## DIRECTIONS:
Only the lines from the one containing "Serialize everything readable" to the end of the records belong in the output; print them exactly.

(Dataset entries)
-*-

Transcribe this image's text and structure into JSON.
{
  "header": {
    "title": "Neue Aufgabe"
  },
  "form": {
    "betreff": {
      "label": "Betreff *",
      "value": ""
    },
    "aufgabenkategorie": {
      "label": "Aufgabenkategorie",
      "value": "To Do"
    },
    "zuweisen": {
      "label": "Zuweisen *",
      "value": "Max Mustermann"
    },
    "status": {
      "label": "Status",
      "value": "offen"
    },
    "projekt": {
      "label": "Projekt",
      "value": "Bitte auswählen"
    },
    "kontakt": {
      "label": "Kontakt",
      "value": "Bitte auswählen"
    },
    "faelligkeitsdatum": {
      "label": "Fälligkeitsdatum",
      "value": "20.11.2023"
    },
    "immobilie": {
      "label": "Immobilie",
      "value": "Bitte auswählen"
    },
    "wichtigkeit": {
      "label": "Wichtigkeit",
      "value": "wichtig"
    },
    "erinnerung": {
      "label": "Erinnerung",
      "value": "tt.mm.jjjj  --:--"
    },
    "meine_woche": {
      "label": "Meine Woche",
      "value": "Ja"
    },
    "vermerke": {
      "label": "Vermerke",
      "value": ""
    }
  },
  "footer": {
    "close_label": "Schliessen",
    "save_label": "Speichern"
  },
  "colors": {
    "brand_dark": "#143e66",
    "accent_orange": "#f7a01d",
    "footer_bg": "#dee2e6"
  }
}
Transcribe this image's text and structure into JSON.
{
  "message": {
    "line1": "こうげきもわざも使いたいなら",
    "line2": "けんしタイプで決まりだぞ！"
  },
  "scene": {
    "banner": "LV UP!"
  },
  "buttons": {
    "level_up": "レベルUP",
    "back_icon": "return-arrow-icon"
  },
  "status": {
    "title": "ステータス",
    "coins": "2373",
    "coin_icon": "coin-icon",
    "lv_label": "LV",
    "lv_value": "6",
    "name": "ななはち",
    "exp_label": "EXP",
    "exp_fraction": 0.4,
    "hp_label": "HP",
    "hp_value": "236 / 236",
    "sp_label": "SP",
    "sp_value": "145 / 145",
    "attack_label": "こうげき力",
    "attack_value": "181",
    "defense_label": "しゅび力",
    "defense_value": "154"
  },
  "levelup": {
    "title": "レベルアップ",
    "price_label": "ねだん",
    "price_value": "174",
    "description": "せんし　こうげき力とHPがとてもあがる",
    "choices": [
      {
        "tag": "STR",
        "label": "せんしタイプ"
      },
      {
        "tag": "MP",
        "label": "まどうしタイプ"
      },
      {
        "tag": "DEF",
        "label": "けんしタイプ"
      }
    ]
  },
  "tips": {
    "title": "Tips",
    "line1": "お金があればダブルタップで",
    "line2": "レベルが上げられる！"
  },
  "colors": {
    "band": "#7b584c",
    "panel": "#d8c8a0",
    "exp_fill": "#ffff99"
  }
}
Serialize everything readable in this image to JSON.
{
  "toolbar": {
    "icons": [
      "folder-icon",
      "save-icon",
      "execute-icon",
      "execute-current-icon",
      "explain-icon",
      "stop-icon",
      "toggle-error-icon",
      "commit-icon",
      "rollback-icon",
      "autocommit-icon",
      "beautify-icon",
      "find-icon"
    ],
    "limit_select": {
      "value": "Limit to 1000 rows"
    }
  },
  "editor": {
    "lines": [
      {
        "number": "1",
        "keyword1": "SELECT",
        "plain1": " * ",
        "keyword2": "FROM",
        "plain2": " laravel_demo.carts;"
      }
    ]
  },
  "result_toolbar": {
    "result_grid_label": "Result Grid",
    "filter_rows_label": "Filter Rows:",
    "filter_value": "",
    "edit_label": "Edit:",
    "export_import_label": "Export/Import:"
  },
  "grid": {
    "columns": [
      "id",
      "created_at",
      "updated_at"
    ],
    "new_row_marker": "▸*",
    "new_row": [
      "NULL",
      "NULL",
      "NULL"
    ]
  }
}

-*-

## WRITTEN ANSWER:
Serialize everything readable in this image to JSON.
{
  "toolbar": {
    "icons": [
      "folder-icon",
      "save-icon",
      "execute-icon",
      "execute-current-icon",
      "explain-icon",
      "stop-icon",
      "toggle-error-icon",
      "commit-icon",
      "rollback-icon",
      "autocommit-icon",
      "beautify-icon",
      "find-icon"
    ],
    "limit_select": {
      "value": "Limit to 1000 rows"
    }
  },
  "editor": {
    "lines": [
      {
        "number": "1",
        "keyword1": "SELECT",
        "plain1": " * ",
        "keyword2": "FROM",
        "plain2": " laravel_demo.carts;"
      }
    ]
  },
  "result_toolbar": {
    "result_grid_label": "Result Grid",
    "filter_rows_label": "Filter Rows:",
    "filter_value": "",
    "edit_label": "Edit:",
    "export_import_label": "Export/Import:"
  },
  "grid": {
    "columns": [
      "id",
      "created_at",
      "updated_at"
    ],
    "new_row_marker": "▸*",
    "new_row": [
      "NULL",
      "NULL",
      "NULL"
    ]
  }
}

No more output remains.